** START Data excerpts **
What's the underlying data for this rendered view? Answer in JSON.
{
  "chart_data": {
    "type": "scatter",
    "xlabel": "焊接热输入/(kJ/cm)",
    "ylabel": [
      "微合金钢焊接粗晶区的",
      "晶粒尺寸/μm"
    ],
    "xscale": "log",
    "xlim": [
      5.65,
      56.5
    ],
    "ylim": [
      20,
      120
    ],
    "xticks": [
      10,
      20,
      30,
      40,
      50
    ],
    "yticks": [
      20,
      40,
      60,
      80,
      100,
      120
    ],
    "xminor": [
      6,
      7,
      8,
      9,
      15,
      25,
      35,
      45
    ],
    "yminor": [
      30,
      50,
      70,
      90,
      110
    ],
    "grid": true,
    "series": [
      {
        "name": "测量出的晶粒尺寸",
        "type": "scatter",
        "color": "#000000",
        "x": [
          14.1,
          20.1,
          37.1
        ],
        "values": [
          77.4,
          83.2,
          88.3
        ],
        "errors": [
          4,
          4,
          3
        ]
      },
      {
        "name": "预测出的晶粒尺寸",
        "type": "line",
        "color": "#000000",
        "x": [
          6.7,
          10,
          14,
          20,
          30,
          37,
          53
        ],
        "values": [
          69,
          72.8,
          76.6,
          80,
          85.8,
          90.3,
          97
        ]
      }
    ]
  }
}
** END Data excerpts **
What you have to do: Each line above must be reproduced exactly as it stands.

Result of the exercise:
What's the underlying data for this rendered view? Answer in JSON.
{
  "chart_data": {
    "type": "scatter",
    "xlabel": "焊接热输入/(kJ/cm)",
    "ylabel": [
      "微合金钢焊接粗晶区的",
      "晶粒尺寸/μm"
    ],
    "xscale": "log",
    "xlim": [
      5.65,
      56.5
    ],
    "ylim": [
      20,
      120
    ],
    "xticks": [
      10,
      20,
      30,
      40,
      50
    ],
    "yticks": [
      20,
      40,
      60,
      80,
      100,
      120
    ],
    "xminor": [
      6,
      7,
      8,
      9,
      15,
      25,
      35,
      45
    ],
    "yminor": [
      30,
      50,
      70,
      90,
      110
    ],
    "grid": true,
    "series": [
      {
        "name": "测量出的晶粒尺寸",
        "type": "scatter",
        "color": "#000000",
        "x": [
          14.1,
          20.1,
          37.1
        ],
        "values": [
          77.4,
          83.2,
          88.3
        ],
        "errors": [
          4,
          4,
          3
        ]
      },
      {
        "name": "预测出的晶粒尺寸",
        "type": "line",
        "color": "#000000",
        "x": [
          6.7,
          10,
          14,
          20,
          30,
          37,
          53
        ],
        "values": [
          69,
          72.8,
          76.6,
          80,
          85.8,
          90.3,
          97
        ]
      }
    ]
  }
}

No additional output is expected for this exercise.